> _Exercise_
Look through the data below. Show each line where the string "object" occurs.

> _Data to process_
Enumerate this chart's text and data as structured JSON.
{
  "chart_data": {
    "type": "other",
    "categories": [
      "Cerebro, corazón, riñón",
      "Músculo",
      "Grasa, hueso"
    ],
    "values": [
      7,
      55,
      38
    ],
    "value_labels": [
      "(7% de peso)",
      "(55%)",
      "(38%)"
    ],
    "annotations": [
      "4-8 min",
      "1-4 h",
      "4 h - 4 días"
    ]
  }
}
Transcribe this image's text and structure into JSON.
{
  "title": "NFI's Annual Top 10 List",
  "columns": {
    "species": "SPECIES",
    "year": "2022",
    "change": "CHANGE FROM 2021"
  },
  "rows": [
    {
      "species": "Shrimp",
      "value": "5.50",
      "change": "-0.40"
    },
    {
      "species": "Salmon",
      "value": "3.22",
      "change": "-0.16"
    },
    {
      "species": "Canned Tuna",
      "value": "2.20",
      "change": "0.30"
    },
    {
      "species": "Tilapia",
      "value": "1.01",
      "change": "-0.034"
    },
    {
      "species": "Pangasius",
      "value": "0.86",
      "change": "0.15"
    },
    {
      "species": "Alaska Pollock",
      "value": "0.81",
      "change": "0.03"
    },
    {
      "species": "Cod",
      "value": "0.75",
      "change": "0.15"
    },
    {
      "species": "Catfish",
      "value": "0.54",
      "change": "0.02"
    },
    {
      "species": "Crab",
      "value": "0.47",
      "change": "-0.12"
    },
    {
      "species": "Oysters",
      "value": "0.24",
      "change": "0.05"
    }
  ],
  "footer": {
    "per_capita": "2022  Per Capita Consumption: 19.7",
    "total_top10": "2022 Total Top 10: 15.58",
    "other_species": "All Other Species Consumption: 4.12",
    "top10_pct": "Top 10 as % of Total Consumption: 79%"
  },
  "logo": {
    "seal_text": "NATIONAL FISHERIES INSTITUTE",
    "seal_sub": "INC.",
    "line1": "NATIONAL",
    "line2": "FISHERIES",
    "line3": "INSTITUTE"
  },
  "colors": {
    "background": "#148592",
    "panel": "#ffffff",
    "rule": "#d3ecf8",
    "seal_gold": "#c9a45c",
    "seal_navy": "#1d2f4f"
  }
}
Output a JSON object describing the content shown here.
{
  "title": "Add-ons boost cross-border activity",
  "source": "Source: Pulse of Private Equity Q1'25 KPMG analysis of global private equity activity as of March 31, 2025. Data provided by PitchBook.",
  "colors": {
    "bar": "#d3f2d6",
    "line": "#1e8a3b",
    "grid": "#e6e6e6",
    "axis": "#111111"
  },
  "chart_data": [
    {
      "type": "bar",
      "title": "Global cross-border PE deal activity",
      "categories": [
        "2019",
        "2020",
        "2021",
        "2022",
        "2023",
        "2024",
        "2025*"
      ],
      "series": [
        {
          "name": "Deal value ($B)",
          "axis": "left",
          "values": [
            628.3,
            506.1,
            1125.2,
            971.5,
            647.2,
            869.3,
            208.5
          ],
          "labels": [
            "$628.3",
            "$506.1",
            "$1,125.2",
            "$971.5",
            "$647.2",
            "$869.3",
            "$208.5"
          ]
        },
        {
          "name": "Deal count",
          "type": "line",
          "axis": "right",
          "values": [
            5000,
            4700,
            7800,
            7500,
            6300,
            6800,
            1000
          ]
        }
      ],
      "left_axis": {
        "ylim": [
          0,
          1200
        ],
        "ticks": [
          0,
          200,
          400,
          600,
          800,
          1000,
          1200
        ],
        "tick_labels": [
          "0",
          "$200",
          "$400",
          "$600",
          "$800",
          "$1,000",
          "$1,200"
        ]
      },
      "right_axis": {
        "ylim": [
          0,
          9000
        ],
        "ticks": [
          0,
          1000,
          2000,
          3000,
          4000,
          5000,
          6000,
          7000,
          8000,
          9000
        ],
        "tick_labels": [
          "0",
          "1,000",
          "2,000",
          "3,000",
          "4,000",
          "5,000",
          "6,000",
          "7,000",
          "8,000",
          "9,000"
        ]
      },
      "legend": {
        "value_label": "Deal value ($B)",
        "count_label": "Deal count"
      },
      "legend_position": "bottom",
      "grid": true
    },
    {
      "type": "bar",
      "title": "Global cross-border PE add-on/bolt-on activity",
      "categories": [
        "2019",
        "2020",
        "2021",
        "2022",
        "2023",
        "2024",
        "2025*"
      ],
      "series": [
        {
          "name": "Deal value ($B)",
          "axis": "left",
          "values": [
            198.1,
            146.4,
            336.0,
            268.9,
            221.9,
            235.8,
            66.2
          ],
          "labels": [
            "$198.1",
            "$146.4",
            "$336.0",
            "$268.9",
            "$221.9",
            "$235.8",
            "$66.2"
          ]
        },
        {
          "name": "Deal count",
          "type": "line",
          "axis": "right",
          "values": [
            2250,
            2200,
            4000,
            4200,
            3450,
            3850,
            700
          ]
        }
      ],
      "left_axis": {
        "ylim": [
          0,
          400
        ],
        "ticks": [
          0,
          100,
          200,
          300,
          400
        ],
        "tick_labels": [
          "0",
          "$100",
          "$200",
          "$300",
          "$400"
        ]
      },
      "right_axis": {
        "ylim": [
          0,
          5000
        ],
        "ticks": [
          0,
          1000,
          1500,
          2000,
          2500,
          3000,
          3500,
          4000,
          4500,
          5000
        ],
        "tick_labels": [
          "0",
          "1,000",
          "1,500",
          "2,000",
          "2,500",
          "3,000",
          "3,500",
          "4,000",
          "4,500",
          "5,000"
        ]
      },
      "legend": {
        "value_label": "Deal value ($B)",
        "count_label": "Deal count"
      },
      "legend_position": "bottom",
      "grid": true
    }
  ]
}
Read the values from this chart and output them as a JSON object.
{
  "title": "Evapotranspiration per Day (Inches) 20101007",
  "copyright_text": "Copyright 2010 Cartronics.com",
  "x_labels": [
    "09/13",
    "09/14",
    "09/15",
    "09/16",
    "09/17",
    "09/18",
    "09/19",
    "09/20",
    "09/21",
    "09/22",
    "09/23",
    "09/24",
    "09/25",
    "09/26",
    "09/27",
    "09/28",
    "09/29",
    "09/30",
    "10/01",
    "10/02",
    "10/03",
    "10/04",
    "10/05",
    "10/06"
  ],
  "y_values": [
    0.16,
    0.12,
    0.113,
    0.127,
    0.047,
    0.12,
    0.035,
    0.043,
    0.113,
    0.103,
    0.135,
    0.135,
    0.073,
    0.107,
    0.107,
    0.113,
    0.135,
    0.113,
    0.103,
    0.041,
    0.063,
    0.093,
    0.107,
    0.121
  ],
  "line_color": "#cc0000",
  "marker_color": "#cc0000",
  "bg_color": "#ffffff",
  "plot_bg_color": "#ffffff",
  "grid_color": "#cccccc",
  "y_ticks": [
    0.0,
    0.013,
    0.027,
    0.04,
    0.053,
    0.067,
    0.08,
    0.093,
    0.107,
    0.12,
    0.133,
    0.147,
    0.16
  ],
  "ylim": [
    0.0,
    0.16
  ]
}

> _Solution to this task_
Output a JSON object describing the content shown here.
Read the values from this chart and output them as a JSON object.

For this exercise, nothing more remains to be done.